+++ PROVIDED ENTRIES

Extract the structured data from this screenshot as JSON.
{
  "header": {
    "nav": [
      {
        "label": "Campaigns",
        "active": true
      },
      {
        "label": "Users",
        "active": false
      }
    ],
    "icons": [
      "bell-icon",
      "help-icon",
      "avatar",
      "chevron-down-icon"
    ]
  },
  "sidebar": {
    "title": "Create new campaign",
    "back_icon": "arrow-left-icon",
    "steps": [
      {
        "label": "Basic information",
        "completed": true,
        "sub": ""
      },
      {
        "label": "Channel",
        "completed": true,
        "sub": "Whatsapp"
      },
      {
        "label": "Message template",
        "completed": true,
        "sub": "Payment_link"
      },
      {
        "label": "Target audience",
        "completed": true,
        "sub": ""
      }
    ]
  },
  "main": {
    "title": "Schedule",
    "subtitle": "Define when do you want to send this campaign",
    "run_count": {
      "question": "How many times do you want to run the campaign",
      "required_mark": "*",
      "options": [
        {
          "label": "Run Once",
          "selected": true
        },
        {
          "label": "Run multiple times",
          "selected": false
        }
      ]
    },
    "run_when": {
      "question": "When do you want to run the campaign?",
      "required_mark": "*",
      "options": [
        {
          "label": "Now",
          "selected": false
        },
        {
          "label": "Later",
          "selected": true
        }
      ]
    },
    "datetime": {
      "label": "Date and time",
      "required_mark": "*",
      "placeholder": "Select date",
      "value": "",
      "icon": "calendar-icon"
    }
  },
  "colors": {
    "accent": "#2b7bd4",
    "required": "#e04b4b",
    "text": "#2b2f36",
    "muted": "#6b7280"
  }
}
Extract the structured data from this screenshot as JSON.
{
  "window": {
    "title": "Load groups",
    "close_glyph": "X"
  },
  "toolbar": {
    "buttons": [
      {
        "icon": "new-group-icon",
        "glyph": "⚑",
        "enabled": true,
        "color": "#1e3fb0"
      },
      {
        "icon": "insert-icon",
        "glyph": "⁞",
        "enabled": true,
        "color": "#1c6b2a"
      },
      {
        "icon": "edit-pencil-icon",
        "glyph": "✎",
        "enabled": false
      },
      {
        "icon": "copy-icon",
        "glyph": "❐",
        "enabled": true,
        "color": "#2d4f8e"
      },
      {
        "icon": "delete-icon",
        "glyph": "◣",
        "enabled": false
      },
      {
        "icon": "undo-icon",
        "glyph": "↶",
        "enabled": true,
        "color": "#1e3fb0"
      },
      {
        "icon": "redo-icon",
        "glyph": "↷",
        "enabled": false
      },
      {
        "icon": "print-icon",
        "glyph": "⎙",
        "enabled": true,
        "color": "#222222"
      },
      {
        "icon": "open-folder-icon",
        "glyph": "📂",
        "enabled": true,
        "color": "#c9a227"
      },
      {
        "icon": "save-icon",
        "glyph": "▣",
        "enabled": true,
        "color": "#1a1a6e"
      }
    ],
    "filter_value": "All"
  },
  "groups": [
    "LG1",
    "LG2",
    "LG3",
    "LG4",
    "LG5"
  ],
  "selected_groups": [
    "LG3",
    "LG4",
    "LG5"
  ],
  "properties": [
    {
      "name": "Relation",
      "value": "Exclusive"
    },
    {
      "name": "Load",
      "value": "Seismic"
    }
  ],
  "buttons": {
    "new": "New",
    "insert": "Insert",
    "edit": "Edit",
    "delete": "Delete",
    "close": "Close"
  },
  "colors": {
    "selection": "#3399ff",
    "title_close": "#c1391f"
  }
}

++++++

● **WORK TO COMPLETE**: Where a line contains "times", copy that line.

● **EXERCISE SOLUTION**:
      "question": "How many times do you want to run the campaign",
          "label": "Run multiple times",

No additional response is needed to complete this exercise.